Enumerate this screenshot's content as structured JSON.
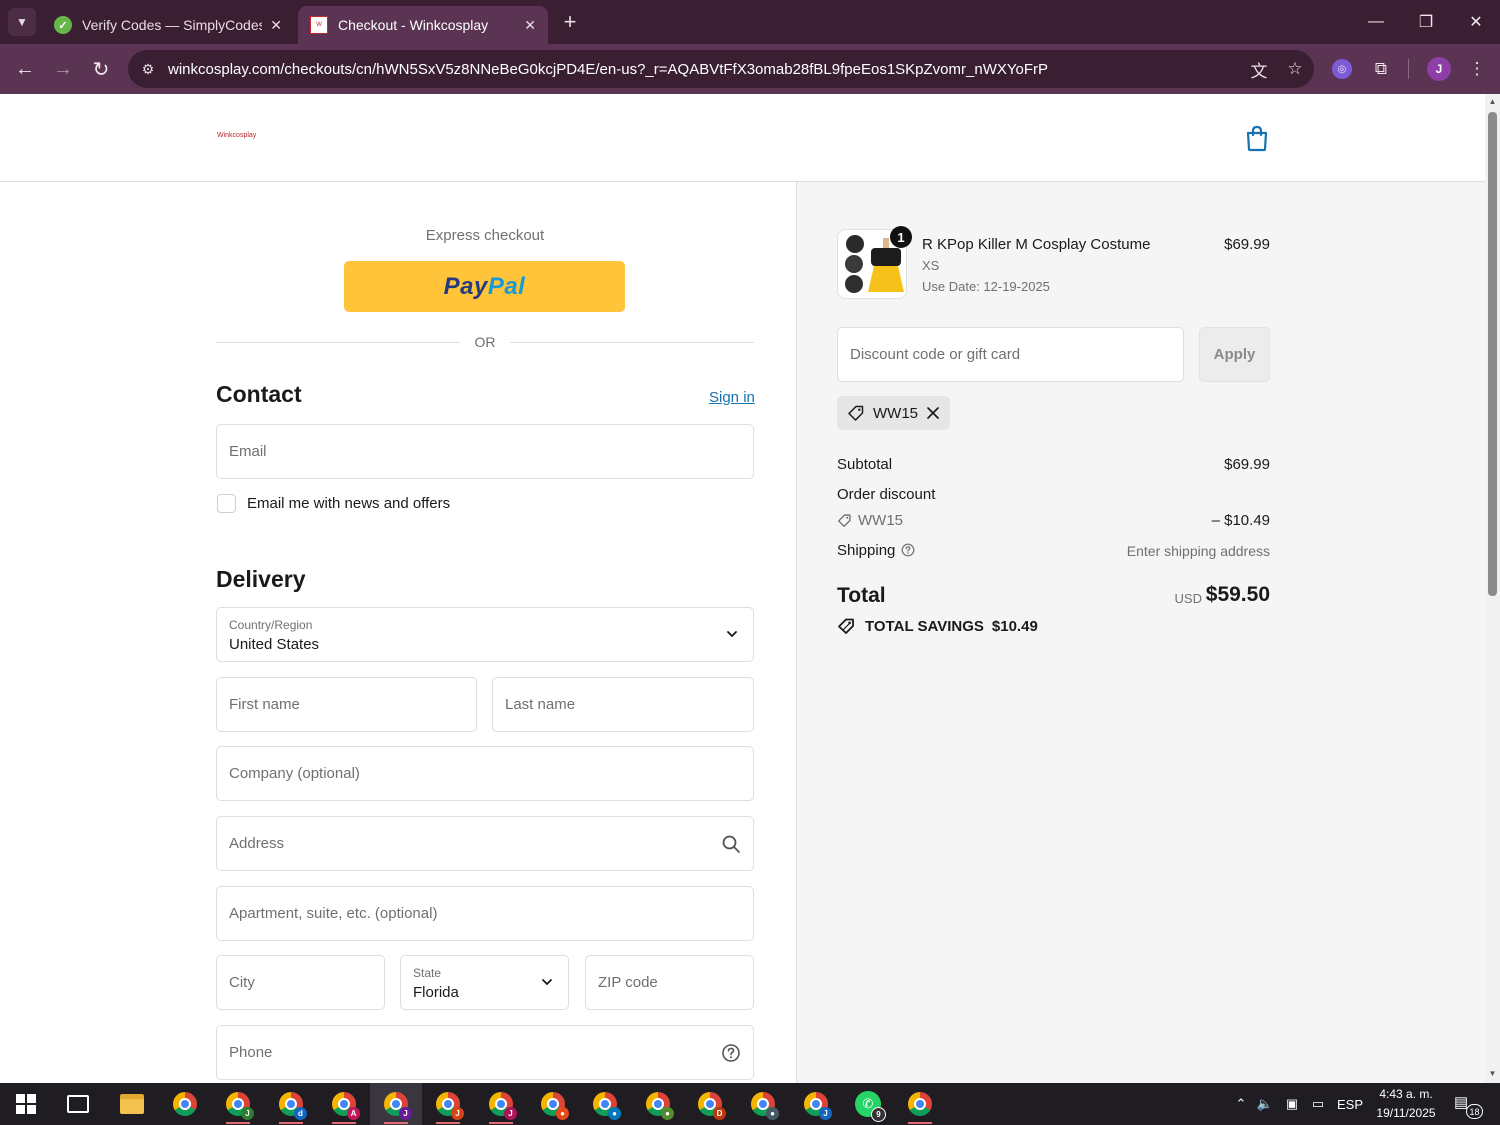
{
  "browser": {
    "tabs": [
      {
        "title": "Verify Codes — SimplyCodes",
        "active": false
      },
      {
        "title": "Checkout - Winkcosplay",
        "active": true
      }
    ],
    "new_tab": "+",
    "url": "winkcosplay.com/checkouts/cn/hWN5SxV5z8NNeBeG0kcjPD4E/en-us?_r=AQABVtFfX3omab28fBL9fpeEos1SKpZvomr_nWXYoFrP",
    "profile_initial": "J"
  },
  "shop": {
    "logo_text": "Winkcosplay"
  },
  "express": {
    "title": "Express checkout",
    "paypal_part1": "Pay",
    "paypal_part2": "Pal",
    "or_text": "OR"
  },
  "contact": {
    "title": "Contact",
    "sign_in": "Sign in",
    "email_placeholder": "Email",
    "newsletter_label": "Email me with news and offers"
  },
  "delivery": {
    "title": "Delivery",
    "country_label": "Country/Region",
    "country_value": "United States",
    "first_name_placeholder": "First name",
    "last_name_placeholder": "Last name",
    "company_placeholder": "Company (optional)",
    "address_placeholder": "Address",
    "apartment_placeholder": "Apartment, suite, etc. (optional)",
    "city_placeholder": "City",
    "state_label": "State",
    "state_value": "Florida",
    "zip_placeholder": "ZIP code",
    "phone_placeholder": "Phone"
  },
  "order": {
    "item": {
      "quantity": "1",
      "name": "R KPop Killer M Cosplay Costume",
      "variant": "XS",
      "use_date": "Use Date: 12-19-2025",
      "price": "$69.99"
    },
    "discount_placeholder": "Discount code or gift card",
    "apply_label": "Apply",
    "applied_code": "WW15",
    "subtotal_label": "Subtotal",
    "subtotal_value": "$69.99",
    "order_discount_label": "Order discount",
    "discount_code": "WW15",
    "discount_value": "– $10.49",
    "shipping_label": "Shipping",
    "shipping_value": "Enter shipping address",
    "total_label": "Total",
    "total_currency": "USD",
    "total_value": "$59.50",
    "savings_label": "TOTAL SAVINGS",
    "savings_value": "$10.49"
  },
  "taskbar": {
    "whatsapp_badge": "9",
    "language": "ESP",
    "time": "4:43 a. m.",
    "date": "19/11/2025",
    "notification_count": "18"
  },
  "colors": {
    "browser_tabbar": "#3a1f33",
    "browser_toolbar": "#5a3452",
    "paypal_yellow": "#ffc439",
    "link_blue": "#1773b0",
    "brand_red": "#b3262d"
  }
}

◆ Do this
Every line of the data above should be quoted exactly. Omit the pictures.

◆ Response to the exercise
Enumerate this screenshot's content as structured JSON.
{
  "browser": {
    "tabs": [
      {
        "title": "Verify Codes — SimplyCodes",
        "active": false
      },
      {
        "title": "Checkout - Winkcosplay",
        "active": true
      }
    ],
    "new_tab": "+",
    "url": "winkcosplay.com/checkouts/cn/hWN5SxV5z8NNeBeG0kcjPD4E/en-us?_r=AQABVtFfX3omab28fBL9fpeEos1SKpZvomr_nWXYoFrP",
    "profile_initial": "J"
  },
  "shop": {
    "logo_text": "Winkcosplay"
  },
  "express": {
    "title": "Express checkout",
    "paypal_part1": "Pay",
    "paypal_part2": "Pal",
    "or_text": "OR"
  },
  "contact": {
    "title": "Contact",
    "sign_in": "Sign in",
    "email_placeholder": "Email",
    "newsletter_label": "Email me with news and offers"
  },
  "delivery": {
    "title": "Delivery",
    "country_label": "Country/Region",
    "country_value": "United States",
    "first_name_placeholder": "First name",
    "last_name_placeholder": "Last name",
    "company_placeholder": "Company (optional)",
    "address_placeholder": "Address",
    "apartment_placeholder": "Apartment, suite, etc. (optional)",
    "city_placeholder": "City",
    "state_label": "State",
    "state_value": "Florida",
    "zip_placeholder": "ZIP code",
    "phone_placeholder": "Phone"
  },
  "order": {
    "item": {
      "quantity": "1",
      "name": "R KPop Killer M Cosplay Costume",
      "variant": "XS",
      "use_date": "Use Date: 12-19-2025",
      "price": "$69.99"
    },
    "discount_placeholder": "Discount code or gift card",
    "apply_label": "Apply",
    "applied_code": "WW15",
    "subtotal_label": "Subtotal",
    "subtotal_value": "$69.99",
    "order_discount_label": "Order discount",
    "discount_code": "WW15",
    "discount_value": "– $10.49",
    "shipping_label": "Shipping",
    "shipping_value": "Enter shipping address",
    "total_label": "Total",
    "total_currency": "USD",
    "total_value": "$59.50",
    "savings_label": "TOTAL SAVINGS",
    "savings_value": "$10.49"
  },
  "taskbar": {
    "whatsapp_badge": "9",
    "language": "ESP",
    "time": "4:43 a. m.",
    "date": "19/11/2025",
    "notification_count": "18"
  },
  "colors": {
    "browser_tabbar": "#3a1f33",
    "browser_toolbar": "#5a3452",
    "paypal_yellow": "#ffc439",
    "link_blue": "#1773b0",
    "brand_red": "#b3262d"
  }
}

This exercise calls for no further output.